REQUIRED TASK — Output the material beneath this task exactly, images excluded.

STORED ROWS —
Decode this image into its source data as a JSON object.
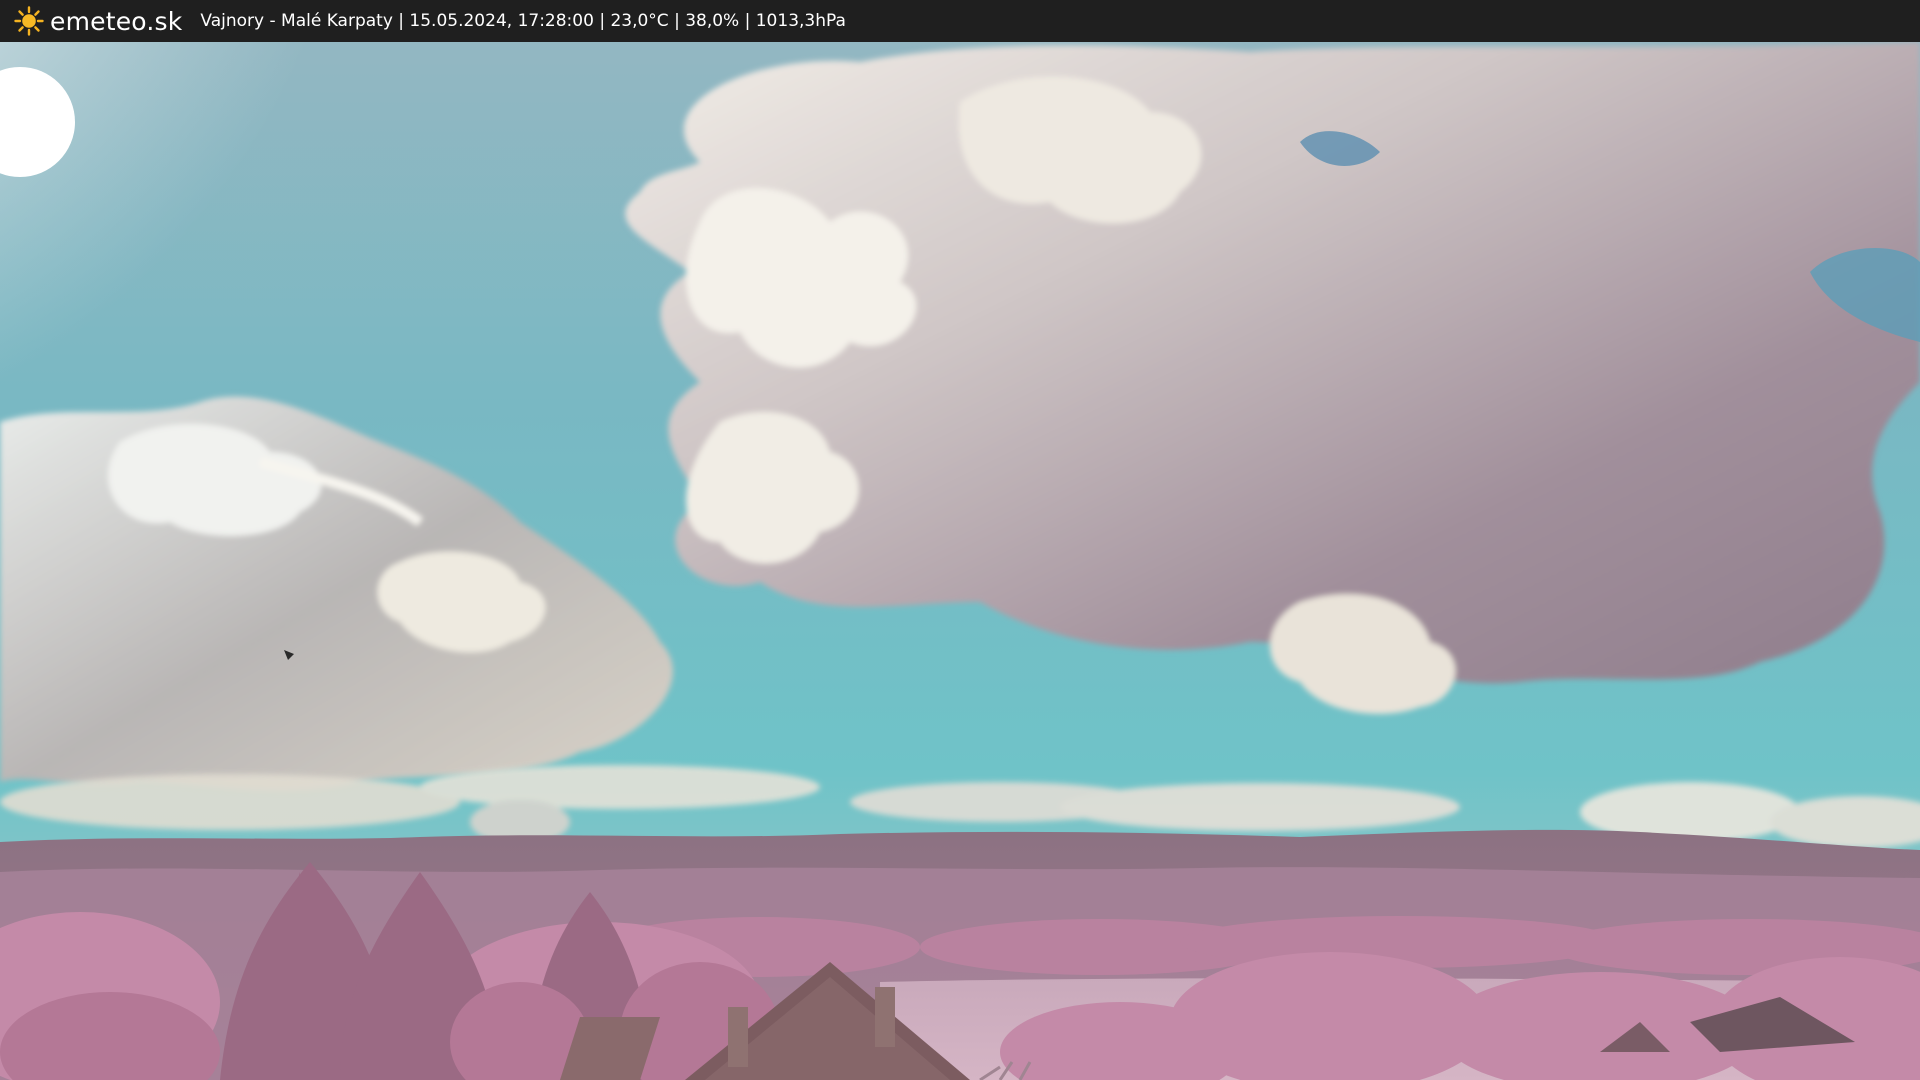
{
  "header": {
    "brand": "emeteo.sk",
    "logo_icon": "sun-icon",
    "info": "Vajnory - Malé Karpaty | 15.05.2024, 17:28:00 | 23,0°C | 38,0% | 1013,3hPa"
  },
  "camera": {
    "view": "infrared webcam view: sun, sky with cumulus clouds, Malé Karpaty hills, pink-toned trees and rooftops"
  },
  "colors": {
    "bar": "#1f1f1f",
    "sky_top": "#8fb9c4",
    "sky_low": "#6cc2c8",
    "foliage": "#c48aa8",
    "hills": "#8b6f82"
  }
}
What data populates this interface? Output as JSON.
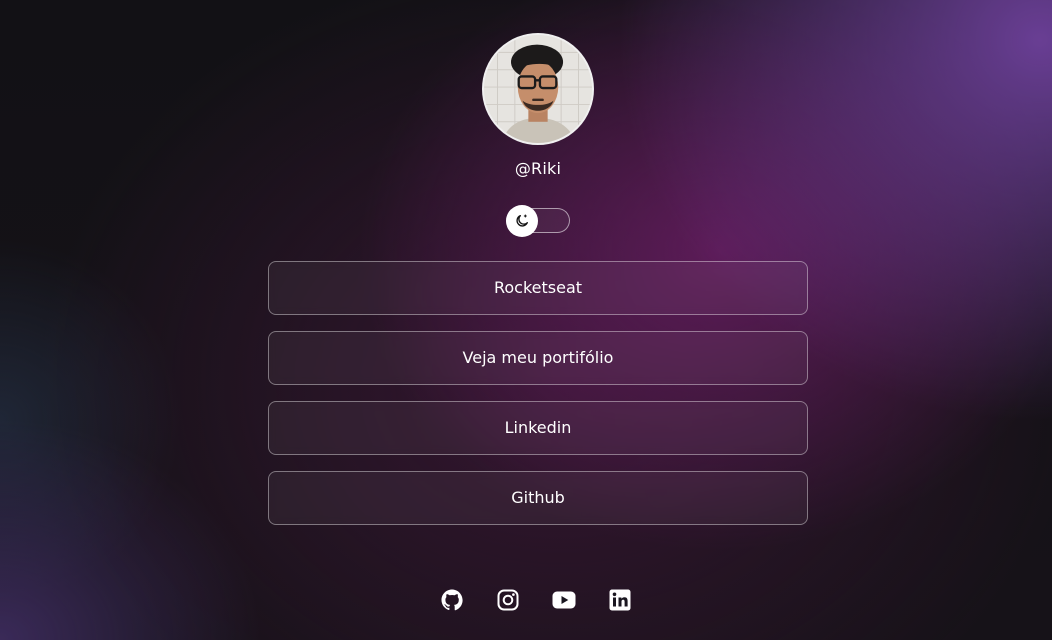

RESPONSE BELOW —
Decode this image into its source data as a JSON object.
{
  "header": {
    "brand": "emeteo.sk",
    "logo_icon": "sun-icon",
    "info": "Vajnory - Malé Karpaty | 15.05.2024, 17:28:00 | 23,0°C | 38,0% | 1013,3hPa"
  },
  "camera": {
    "view": "infrared webcam view: sun, sky with cumulus clouds, Malé Karpaty hills, pink-toned trees and rooftops"
  },
  "colors": {
    "bar": "#1f1f1f",
    "sky_top": "#8fb9c4",
    "sky_low": "#6cc2c8",
    "foliage": "#c48aa8",
    "hills": "#8b6f82"
  }
}
What data populates this interface? Output as JSON.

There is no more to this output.